» WORK INSTRUCTIONS: Wherever a line below holds the word "legend", copy that line.

» DATA FOR THIS EXERCISE:
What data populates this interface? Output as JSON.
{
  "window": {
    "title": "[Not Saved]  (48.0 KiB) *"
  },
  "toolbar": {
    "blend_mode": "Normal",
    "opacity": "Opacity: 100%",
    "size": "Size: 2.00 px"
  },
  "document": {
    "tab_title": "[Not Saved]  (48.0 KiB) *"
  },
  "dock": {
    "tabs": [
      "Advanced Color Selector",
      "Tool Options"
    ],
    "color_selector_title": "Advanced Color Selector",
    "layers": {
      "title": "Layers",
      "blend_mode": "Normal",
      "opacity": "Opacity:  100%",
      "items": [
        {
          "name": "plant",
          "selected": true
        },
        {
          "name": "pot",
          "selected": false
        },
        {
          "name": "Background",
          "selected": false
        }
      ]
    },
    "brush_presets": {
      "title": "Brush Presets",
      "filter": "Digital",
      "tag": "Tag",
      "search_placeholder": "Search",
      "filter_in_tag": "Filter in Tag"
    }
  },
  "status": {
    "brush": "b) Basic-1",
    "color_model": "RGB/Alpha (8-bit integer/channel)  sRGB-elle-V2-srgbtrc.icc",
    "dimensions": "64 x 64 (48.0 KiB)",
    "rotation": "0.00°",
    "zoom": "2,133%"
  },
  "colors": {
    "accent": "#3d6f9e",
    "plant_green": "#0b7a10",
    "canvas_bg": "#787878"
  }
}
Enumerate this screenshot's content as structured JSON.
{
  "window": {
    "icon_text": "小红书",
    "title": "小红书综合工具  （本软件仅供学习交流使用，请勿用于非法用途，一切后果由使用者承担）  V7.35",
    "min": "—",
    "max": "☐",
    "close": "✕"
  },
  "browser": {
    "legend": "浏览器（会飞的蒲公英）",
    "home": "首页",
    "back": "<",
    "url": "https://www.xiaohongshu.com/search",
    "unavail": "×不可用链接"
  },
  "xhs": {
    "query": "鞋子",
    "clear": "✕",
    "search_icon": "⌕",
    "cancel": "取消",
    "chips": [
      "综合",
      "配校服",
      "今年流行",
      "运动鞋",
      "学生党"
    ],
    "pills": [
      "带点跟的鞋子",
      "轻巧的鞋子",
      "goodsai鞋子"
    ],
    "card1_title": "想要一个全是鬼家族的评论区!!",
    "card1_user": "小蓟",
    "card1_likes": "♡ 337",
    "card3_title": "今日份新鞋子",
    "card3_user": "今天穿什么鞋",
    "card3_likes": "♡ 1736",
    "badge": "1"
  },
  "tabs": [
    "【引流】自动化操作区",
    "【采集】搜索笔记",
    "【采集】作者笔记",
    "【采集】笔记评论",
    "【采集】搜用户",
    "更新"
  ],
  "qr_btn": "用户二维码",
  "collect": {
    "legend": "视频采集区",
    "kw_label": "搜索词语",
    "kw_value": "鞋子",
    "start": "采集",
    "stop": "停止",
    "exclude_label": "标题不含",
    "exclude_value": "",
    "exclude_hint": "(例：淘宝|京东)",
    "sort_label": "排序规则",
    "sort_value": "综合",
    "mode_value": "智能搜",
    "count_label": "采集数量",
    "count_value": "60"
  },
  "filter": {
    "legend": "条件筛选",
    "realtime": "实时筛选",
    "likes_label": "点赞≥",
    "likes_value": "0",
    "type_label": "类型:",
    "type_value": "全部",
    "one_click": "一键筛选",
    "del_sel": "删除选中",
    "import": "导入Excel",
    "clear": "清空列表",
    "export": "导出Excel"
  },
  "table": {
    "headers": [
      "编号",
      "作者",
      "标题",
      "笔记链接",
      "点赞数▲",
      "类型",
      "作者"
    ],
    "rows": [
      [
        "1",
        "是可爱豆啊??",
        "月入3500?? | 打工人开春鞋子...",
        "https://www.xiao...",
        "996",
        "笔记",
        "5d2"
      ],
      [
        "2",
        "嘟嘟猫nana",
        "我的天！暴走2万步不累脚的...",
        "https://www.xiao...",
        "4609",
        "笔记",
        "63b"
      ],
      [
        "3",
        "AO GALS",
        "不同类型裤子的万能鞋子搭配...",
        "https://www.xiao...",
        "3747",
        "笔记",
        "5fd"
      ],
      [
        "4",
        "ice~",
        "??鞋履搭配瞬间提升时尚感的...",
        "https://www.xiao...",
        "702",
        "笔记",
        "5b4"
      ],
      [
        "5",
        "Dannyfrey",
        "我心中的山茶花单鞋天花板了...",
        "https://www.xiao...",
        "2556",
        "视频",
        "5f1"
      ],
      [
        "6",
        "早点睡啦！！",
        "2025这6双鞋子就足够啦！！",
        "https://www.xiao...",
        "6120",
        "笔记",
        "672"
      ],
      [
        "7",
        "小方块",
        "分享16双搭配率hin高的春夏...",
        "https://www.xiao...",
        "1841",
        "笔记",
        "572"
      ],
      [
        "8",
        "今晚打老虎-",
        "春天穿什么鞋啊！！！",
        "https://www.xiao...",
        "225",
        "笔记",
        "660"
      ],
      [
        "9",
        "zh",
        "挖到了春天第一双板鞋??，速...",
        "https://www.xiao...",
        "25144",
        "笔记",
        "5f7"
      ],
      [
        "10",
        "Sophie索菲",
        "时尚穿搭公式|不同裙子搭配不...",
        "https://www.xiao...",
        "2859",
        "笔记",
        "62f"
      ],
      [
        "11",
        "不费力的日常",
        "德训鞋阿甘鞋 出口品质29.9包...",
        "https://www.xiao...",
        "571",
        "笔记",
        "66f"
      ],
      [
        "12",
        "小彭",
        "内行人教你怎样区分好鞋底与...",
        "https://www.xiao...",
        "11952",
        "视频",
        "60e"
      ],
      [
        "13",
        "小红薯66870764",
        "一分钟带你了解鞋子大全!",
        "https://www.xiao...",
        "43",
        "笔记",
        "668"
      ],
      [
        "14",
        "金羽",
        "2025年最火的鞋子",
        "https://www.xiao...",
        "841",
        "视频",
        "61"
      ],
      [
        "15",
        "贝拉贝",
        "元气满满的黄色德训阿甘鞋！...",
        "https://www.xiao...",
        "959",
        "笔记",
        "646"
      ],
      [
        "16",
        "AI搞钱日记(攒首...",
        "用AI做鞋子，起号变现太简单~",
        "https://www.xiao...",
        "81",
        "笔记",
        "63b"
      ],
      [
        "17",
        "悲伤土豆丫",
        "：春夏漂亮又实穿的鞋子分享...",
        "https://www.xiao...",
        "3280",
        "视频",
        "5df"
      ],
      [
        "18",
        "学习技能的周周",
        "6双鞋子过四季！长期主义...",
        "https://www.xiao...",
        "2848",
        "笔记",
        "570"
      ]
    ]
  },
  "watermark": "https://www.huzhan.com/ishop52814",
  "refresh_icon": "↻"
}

» SOLVED PROBLEM:
    "legend": "浏览器（会飞的蒲公英）",
    "legend": "视频采集区",
    "legend": "条件筛选",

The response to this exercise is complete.